Transcribe every line of the listing below without any deviation.

====

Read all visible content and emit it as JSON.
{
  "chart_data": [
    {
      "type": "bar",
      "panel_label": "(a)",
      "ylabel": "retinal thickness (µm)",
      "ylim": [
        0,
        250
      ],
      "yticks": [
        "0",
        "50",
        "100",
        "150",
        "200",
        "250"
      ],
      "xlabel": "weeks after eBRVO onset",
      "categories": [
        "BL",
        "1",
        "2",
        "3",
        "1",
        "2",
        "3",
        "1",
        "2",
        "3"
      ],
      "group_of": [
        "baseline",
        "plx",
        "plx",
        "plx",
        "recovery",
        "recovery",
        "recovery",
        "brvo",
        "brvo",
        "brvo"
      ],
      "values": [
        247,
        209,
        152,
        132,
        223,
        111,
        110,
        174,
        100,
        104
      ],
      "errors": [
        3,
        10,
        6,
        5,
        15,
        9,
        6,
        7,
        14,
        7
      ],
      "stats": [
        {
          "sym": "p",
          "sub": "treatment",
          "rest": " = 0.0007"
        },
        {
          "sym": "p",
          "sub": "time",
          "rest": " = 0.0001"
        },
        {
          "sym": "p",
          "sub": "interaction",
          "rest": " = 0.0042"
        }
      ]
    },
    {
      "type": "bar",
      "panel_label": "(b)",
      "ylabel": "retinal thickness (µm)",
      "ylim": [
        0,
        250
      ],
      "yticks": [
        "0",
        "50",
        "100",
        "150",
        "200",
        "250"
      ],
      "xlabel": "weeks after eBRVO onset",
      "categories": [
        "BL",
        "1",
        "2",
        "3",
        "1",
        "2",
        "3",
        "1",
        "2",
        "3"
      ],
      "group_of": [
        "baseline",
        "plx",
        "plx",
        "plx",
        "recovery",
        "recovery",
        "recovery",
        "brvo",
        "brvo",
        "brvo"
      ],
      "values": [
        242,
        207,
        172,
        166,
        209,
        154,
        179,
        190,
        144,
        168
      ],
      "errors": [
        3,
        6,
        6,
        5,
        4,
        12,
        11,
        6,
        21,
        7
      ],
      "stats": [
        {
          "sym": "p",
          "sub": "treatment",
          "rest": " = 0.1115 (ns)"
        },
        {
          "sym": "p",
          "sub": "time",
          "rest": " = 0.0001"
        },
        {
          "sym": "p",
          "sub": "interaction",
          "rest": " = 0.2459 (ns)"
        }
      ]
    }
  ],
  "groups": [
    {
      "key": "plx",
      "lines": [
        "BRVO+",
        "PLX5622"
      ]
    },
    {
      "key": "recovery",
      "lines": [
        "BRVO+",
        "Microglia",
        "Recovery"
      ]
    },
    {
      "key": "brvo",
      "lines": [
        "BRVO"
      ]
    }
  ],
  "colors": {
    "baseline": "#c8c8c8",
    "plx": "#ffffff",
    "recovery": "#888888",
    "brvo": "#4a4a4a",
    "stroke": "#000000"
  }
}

====

### Result
Read all visible content and emit it as JSON.
{
  "chart_data": [
    {
      "type": "bar",
      "panel_label": "(a)",
      "ylabel": "retinal thickness (µm)",
      "ylim": [
        0,
        250
      ],
      "yticks": [
        "0",
        "50",
        "100",
        "150",
        "200",
        "250"
      ],
      "xlabel": "weeks after eBRVO onset",
      "categories": [
        "BL",
        "1",
        "2",
        "3",
        "1",
        "2",
        "3",
        "1",
        "2",
        "3"
      ],
      "group_of": [
        "baseline",
        "plx",
        "plx",
        "plx",
        "recovery",
        "recovery",
        "recovery",
        "brvo",
        "brvo",
        "brvo"
      ],
      "values": [
        247,
        209,
        152,
        132,
        223,
        111,
        110,
        174,
        100,
        104
      ],
      "errors": [
        3,
        10,
        6,
        5,
        15,
        9,
        6,
        7,
        14,
        7
      ],
      "stats": [
        {
          "sym": "p",
          "sub": "treatment",
          "rest": " = 0.0007"
        },
        {
          "sym": "p",
          "sub": "time",
          "rest": " = 0.0001"
        },
        {
          "sym": "p",
          "sub": "interaction",
          "rest": " = 0.0042"
        }
      ]
    },
    {
      "type": "bar",
      "panel_label": "(b)",
      "ylabel": "retinal thickness (µm)",
      "ylim": [
        0,
        250
      ],
      "yticks": [
        "0",
        "50",
        "100",
        "150",
        "200",
        "250"
      ],
      "xlabel": "weeks after eBRVO onset",
      "categories": [
        "BL",
        "1",
        "2",
        "3",
        "1",
        "2",
        "3",
        "1",
        "2",
        "3"
      ],
      "group_of": [
        "baseline",
        "plx",
        "plx",
        "plx",
        "recovery",
        "recovery",
        "recovery",
        "brvo",
        "brvo",
        "brvo"
      ],
      "values": [
        242,
        207,
        172,
        166,
        209,
        154,
        179,
        190,
        144,
        168
      ],
      "errors": [
        3,
        6,
        6,
        5,
        4,
        12,
        11,
        6,
        21,
        7
      ],
      "stats": [
        {
          "sym": "p",
          "sub": "treatment",
          "rest": " = 0.1115 (ns)"
        },
        {
          "sym": "p",
          "sub": "time",
          "rest": " = 0.0001"
        },
        {
          "sym": "p",
          "sub": "interaction",
          "rest": " = 0.2459 (ns)"
        }
      ]
    }
  ],
  "groups": [
    {
      "key": "plx",
      "lines": [
        "BRVO+",
        "PLX5622"
      ]
    },
    {
      "key": "recovery",
      "lines": [
        "BRVO+",
        "Microglia",
        "Recovery"
      ]
    },
    {
      "key": "brvo",
      "lines": [
        "BRVO"
      ]
    }
  ],
  "colors": {
    "baseline": "#c8c8c8",
    "plx": "#ffffff",
    "recovery": "#888888",
    "brvo": "#4a4a4a",
    "stroke": "#000000"
  }
}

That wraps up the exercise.